REQUIREMENTS
Transcribe every record that appears below, exactly and in full.
◆ ◆ ◆ ◆ ◆ ◆ ◆
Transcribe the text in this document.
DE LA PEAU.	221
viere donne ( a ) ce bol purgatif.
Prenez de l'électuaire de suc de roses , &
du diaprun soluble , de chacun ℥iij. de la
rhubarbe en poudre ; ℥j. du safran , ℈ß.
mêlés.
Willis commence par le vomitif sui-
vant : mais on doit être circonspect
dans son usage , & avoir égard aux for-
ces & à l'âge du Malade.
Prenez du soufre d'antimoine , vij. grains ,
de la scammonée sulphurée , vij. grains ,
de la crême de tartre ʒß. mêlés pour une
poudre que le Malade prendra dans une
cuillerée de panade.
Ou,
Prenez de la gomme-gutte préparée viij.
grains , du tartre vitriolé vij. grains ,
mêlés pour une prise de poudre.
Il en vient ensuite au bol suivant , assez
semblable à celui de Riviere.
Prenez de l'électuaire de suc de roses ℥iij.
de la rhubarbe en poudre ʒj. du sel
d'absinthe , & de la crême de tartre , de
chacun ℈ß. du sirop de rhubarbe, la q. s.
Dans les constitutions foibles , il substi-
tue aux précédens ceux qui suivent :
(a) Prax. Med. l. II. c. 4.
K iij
◆ ◆ ◆ ◆ ◆ ◆ ◆
ANSWER IN FULL
Transcribe the text in this document.
DE LA PEAU.	221
viere donne ( a ) ce bol purgatif.
Prenez de l'électuaire de suc de roses , &
du diaprun soluble , de chacun ℥iij. de la
rhubarbe en poudre ; ℥j. du safran , ℈ß.
mêlés.
Willis commence par le vomitif sui-
vant : mais on doit être circonspect
dans son usage , & avoir égard aux for-
ces & à l'âge du Malade.
Prenez du soufre d'antimoine , vij. grains ,
de la scammonée sulphurée , vij. grains ,
de la crême de tartre ʒß. mêlés pour une
poudre que le Malade prendra dans une
cuillerée de panade.
Ou,
Prenez de la gomme-gutte préparée viij.
grains , du tartre vitriolé vij. grains ,
mêlés pour une prise de poudre.
Il en vient ensuite au bol suivant , assez
semblable à celui de Riviere.
Prenez de l'électuaire de suc de roses ℥iij.
de la rhubarbe en poudre ʒj. du sel
d'absinthe , & de la crême de tartre , de
chacun ℈ß. du sirop de rhubarbe, la q. s.
Dans les constitutions foibles , il substi-
tue aux précédens ceux qui suivent :
(a) Prax. Med. l. II. c. 4.
K iij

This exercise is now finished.